**Given instruction:** An exact copy of all the data is required, with pictures left out.

○ ○ ○ ○ ○

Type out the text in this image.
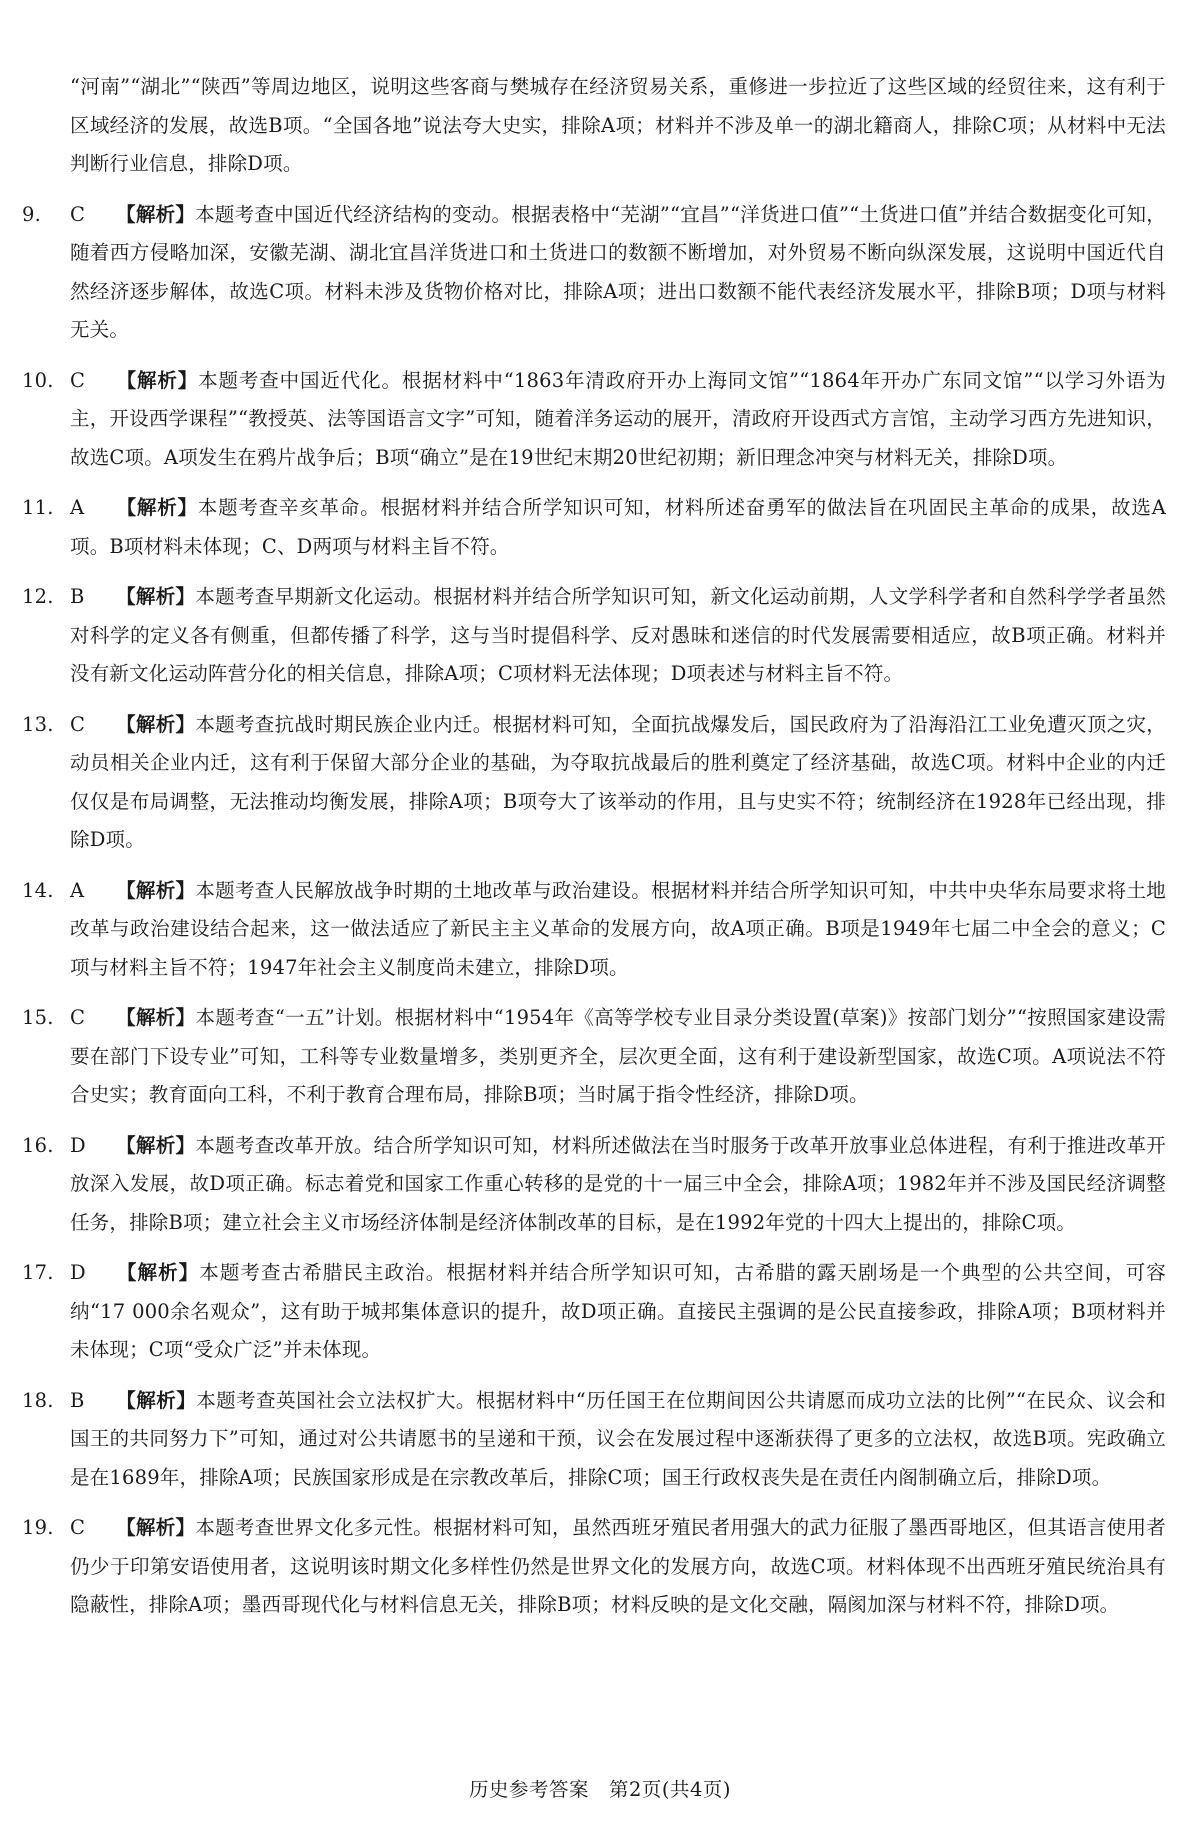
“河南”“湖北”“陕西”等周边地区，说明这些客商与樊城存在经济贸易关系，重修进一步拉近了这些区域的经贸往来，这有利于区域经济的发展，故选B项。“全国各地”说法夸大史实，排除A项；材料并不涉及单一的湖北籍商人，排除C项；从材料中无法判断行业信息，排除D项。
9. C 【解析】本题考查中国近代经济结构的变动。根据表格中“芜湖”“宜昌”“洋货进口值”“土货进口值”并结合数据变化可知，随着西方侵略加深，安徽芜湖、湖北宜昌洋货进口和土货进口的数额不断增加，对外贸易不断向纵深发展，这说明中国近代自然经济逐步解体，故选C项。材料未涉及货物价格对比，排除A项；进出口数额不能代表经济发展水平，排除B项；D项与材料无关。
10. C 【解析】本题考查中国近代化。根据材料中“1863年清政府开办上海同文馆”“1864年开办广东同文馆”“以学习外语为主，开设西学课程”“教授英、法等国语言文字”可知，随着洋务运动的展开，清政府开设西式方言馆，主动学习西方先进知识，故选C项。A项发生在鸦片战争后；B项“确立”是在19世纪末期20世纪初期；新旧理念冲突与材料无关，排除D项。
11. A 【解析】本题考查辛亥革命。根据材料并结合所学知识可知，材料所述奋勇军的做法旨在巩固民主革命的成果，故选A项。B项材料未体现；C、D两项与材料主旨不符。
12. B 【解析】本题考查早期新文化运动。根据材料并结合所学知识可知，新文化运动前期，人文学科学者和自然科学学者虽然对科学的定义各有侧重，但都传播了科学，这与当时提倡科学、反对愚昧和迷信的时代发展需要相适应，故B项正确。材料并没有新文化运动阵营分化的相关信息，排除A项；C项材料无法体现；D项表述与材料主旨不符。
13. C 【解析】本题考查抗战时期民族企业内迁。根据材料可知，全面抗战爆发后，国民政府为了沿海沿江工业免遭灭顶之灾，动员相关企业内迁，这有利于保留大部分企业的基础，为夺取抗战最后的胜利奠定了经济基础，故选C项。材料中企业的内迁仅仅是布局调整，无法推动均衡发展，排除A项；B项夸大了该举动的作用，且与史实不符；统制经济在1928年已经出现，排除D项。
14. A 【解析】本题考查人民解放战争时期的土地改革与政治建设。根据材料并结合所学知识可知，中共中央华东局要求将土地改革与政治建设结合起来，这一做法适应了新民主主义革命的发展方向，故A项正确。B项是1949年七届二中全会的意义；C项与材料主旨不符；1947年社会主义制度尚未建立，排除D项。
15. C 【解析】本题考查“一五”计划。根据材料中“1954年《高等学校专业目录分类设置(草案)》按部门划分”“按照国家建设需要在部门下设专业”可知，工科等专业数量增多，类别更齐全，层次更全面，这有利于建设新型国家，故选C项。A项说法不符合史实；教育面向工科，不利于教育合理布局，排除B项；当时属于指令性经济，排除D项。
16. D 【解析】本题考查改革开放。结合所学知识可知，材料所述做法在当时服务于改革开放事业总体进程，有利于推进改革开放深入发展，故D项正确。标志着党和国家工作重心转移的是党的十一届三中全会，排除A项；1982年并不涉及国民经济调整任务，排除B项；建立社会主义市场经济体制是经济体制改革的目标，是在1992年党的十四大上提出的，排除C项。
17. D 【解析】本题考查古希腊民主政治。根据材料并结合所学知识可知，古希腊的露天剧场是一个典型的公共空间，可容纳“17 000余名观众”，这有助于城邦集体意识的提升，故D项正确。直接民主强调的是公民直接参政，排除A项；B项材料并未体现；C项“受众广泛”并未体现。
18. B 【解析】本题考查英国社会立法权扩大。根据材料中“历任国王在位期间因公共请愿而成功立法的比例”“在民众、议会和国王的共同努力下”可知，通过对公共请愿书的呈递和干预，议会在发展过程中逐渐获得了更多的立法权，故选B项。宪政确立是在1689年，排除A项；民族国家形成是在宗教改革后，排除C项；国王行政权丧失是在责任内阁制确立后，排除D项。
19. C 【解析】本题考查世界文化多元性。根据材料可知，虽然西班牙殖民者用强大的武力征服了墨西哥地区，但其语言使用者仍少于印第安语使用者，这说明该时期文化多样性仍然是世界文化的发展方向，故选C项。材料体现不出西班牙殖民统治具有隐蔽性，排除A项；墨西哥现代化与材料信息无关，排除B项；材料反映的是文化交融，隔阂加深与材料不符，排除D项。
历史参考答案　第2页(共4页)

○ ○ ○ ○ ○

**Response to this task:**
Type out the text in this image.
“河南”“湖北”“陕西”等周边地区，说明这些客商与樊城存在经济贸易关系，重修进一步拉近了这些区域的经贸往来，这有利于区域经济的发展，故选B项。“全国各地”说法夸大史实，排除A项；材料并不涉及单一的湖北籍商人，排除C项；从材料中无法判断行业信息，排除D项。
9. C 【解析】本题考查中国近代经济结构的变动。根据表格中“芜湖”“宜昌”“洋货进口值”“土货进口值”并结合数据变化可知，随着西方侵略加深，安徽芜湖、湖北宜昌洋货进口和土货进口的数额不断增加，对外贸易不断向纵深发展，这说明中国近代自然经济逐步解体，故选C项。材料未涉及货物价格对比，排除A项；进出口数额不能代表经济发展水平，排除B项；D项与材料无关。
10. C 【解析】本题考查中国近代化。根据材料中“1863年清政府开办上海同文馆”“1864年开办广东同文馆”“以学习外语为主，开设西学课程”“教授英、法等国语言文字”可知，随着洋务运动的展开，清政府开设西式方言馆，主动学习西方先进知识，故选C项。A项发生在鸦片战争后；B项“确立”是在19世纪末期20世纪初期；新旧理念冲突与材料无关，排除D项。
11. A 【解析】本题考查辛亥革命。根据材料并结合所学知识可知，材料所述奋勇军的做法旨在巩固民主革命的成果，故选A项。B项材料未体现；C、D两项与材料主旨不符。
12. B 【解析】本题考查早期新文化运动。根据材料并结合所学知识可知，新文化运动前期，人文学科学者和自然科学学者虽然对科学的定义各有侧重，但都传播了科学，这与当时提倡科学、反对愚昧和迷信的时代发展需要相适应，故B项正确。材料并没有新文化运动阵营分化的相关信息，排除A项；C项材料无法体现；D项表述与材料主旨不符。
13. C 【解析】本题考查抗战时期民族企业内迁。根据材料可知，全面抗战爆发后，国民政府为了沿海沿江工业免遭灭顶之灾，动员相关企业内迁，这有利于保留大部分企业的基础，为夺取抗战最后的胜利奠定了经济基础，故选C项。材料中企业的内迁仅仅是布局调整，无法推动均衡发展，排除A项；B项夸大了该举动的作用，且与史实不符；统制经济在1928年已经出现，排除D项。
14. A 【解析】本题考查人民解放战争时期的土地改革与政治建设。根据材料并结合所学知识可知，中共中央华东局要求将土地改革与政治建设结合起来，这一做法适应了新民主主义革命的发展方向，故A项正确。B项是1949年七届二中全会的意义；C项与材料主旨不符；1947年社会主义制度尚未建立，排除D项。
15. C 【解析】本题考查“一五”计划。根据材料中“1954年《高等学校专业目录分类设置(草案)》按部门划分”“按照国家建设需要在部门下设专业”可知，工科等专业数量增多，类别更齐全，层次更全面，这有利于建设新型国家，故选C项。A项说法不符合史实；教育面向工科，不利于教育合理布局，排除B项；当时属于指令性经济，排除D项。
16. D 【解析】本题考查改革开放。结合所学知识可知，材料所述做法在当时服务于改革开放事业总体进程，有利于推进改革开放深入发展，故D项正确。标志着党和国家工作重心转移的是党的十一届三中全会，排除A项；1982年并不涉及国民经济调整任务，排除B项；建立社会主义市场经济体制是经济体制改革的目标，是在1992年党的十四大上提出的，排除C项。
17. D 【解析】本题考查古希腊民主政治。根据材料并结合所学知识可知，古希腊的露天剧场是一个典型的公共空间，可容纳“17 000余名观众”，这有助于城邦集体意识的提升，故D项正确。直接民主强调的是公民直接参政，排除A项；B项材料并未体现；C项“受众广泛”并未体现。
18. B 【解析】本题考查英国社会立法权扩大。根据材料中“历任国王在位期间因公共请愿而成功立法的比例”“在民众、议会和国王的共同努力下”可知，通过对公共请愿书的呈递和干预，议会在发展过程中逐渐获得了更多的立法权，故选B项。宪政确立是在1689年，排除A项；民族国家形成是在宗教改革后，排除C项；国王行政权丧失是在责任内阁制确立后，排除D项。
19. C 【解析】本题考查世界文化多元性。根据材料可知，虽然西班牙殖民者用强大的武力征服了墨西哥地区，但其语言使用者仍少于印第安语使用者，这说明该时期文化多样性仍然是世界文化的发展方向，故选C项。材料体现不出西班牙殖民统治具有隐蔽性，排除A项；墨西哥现代化与材料信息无关，排除B项；材料反映的是文化交融，隔阂加深与材料不符，排除D项。
历史参考答案　第2页(共4页)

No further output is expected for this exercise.